• Bounding box entries

§ §

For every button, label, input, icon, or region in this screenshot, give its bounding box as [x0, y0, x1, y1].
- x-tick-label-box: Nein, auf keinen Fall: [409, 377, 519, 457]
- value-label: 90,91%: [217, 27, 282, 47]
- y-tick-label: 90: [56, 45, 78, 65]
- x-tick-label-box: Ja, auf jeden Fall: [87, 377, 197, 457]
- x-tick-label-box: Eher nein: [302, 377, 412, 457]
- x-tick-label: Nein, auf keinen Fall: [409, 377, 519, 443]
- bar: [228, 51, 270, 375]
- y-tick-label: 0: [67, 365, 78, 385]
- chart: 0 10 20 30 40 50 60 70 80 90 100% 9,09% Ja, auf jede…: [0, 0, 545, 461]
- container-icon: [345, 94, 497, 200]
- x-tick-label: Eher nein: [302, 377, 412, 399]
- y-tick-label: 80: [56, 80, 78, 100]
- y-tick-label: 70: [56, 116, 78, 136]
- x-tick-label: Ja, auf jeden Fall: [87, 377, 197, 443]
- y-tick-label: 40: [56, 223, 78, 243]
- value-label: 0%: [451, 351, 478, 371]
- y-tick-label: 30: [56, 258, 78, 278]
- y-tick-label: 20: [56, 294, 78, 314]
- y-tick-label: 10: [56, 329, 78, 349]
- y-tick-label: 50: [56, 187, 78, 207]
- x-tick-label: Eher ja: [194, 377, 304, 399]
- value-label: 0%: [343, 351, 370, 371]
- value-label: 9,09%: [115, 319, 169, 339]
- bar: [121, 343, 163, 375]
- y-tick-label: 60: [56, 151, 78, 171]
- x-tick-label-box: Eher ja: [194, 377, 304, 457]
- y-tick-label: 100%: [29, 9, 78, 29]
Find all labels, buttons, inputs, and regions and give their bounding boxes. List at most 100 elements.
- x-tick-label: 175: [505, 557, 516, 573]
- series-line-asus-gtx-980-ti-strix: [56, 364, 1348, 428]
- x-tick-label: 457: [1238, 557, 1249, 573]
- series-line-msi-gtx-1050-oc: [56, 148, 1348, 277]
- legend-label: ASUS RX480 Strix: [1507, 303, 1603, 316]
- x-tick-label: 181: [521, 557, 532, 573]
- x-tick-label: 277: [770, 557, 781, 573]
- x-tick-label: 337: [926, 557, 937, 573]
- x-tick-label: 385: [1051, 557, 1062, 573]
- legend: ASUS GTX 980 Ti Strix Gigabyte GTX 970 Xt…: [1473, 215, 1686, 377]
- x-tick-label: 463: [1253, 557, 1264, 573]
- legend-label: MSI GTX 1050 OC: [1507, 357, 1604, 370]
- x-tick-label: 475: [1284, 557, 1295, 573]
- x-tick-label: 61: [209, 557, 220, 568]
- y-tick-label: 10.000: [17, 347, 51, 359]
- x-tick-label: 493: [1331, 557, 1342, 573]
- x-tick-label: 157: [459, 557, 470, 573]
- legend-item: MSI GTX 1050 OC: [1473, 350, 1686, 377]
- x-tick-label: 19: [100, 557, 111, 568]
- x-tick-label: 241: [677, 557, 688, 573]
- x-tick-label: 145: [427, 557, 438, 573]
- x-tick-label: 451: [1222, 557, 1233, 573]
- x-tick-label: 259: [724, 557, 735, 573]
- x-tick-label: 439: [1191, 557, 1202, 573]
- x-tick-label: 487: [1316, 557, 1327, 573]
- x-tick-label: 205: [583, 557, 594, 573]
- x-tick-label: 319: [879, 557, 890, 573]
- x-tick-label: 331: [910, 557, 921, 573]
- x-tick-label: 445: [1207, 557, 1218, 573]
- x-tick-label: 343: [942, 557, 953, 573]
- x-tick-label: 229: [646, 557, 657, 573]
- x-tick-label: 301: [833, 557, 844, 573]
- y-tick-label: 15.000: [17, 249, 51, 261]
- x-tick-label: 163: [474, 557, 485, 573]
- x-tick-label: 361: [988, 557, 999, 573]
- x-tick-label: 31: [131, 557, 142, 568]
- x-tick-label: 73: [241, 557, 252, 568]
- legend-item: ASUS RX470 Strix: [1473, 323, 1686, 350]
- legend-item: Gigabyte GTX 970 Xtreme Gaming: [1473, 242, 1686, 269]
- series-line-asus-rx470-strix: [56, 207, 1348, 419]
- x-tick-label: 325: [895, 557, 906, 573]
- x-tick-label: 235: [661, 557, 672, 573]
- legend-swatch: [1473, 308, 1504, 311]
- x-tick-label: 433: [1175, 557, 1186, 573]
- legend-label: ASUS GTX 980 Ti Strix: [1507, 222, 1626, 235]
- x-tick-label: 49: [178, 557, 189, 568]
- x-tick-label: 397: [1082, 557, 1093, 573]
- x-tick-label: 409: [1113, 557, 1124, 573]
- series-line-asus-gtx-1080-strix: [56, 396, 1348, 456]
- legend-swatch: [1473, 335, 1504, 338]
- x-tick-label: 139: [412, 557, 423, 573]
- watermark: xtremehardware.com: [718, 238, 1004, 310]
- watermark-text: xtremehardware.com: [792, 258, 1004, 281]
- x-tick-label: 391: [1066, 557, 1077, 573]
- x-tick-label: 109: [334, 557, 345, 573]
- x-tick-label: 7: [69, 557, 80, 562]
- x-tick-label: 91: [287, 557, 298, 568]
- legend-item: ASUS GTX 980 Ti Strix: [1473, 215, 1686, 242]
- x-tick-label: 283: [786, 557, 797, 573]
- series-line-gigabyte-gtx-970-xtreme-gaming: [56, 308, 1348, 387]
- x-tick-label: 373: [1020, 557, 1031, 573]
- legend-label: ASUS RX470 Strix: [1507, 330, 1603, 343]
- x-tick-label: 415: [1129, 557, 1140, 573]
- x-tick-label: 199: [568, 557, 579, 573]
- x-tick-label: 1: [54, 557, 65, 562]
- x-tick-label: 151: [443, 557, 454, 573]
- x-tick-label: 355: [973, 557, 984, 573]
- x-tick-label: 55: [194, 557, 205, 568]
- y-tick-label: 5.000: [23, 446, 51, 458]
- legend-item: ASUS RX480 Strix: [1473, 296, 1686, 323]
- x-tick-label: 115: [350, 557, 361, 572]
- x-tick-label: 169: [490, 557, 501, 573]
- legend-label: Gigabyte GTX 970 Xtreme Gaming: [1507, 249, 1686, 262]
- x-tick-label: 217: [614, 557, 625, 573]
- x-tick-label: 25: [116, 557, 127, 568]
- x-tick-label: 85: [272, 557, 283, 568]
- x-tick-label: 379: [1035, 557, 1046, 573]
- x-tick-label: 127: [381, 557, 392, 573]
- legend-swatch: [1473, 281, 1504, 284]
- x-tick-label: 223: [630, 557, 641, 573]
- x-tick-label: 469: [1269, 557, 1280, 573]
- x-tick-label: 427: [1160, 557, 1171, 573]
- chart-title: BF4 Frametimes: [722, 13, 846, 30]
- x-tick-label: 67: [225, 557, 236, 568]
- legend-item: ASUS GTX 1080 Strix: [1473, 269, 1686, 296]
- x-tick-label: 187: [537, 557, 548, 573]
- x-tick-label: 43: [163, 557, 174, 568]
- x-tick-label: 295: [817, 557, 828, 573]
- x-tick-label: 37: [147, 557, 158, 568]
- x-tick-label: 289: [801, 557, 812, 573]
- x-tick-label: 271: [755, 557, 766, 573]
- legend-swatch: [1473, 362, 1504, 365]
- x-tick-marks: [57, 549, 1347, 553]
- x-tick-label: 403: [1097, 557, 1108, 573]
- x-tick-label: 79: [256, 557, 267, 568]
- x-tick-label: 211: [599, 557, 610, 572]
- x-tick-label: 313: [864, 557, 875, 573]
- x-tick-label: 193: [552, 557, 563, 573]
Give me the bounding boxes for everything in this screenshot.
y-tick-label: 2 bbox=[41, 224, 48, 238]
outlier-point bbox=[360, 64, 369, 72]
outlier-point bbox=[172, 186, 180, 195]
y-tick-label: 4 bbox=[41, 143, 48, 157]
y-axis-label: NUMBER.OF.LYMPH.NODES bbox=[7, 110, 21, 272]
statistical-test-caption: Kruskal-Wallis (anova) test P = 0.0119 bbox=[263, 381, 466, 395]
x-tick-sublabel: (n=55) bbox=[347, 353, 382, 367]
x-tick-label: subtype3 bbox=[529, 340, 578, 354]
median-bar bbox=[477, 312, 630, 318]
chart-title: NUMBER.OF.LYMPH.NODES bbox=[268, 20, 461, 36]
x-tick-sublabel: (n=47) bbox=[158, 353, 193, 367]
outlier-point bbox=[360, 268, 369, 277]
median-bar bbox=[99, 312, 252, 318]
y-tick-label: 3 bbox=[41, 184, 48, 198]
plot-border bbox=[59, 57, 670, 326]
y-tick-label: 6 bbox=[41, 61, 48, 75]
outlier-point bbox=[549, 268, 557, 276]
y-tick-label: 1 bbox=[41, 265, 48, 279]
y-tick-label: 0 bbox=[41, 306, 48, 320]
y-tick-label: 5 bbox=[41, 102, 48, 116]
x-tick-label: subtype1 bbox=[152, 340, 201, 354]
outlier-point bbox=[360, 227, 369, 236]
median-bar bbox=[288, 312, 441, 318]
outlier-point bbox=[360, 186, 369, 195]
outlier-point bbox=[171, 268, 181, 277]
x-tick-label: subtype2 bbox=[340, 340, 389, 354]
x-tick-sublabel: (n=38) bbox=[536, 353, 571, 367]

§ §

• WORK TO BE COMPLETED
Reproduce verbatim everything in the material from its first line down to the line containing "- x-tick-label-box: Ja, auf", including both of those lines.

• SOLUTION FOR THIS TASK
For every button, label, input, icon, or region in this screenshot, give its bounding box as [x0, y0, x1, y1].
- x-tick-label-box: Nein, auf keinen Fall: [409, 377, 519, 457]
- value-label: 90,91%: [217, 27, 282, 47]
- y-tick-label: 90: [56, 45, 78, 65]
- x-tick-label-box: Ja, auf jeden Fall: [87, 377, 197, 457]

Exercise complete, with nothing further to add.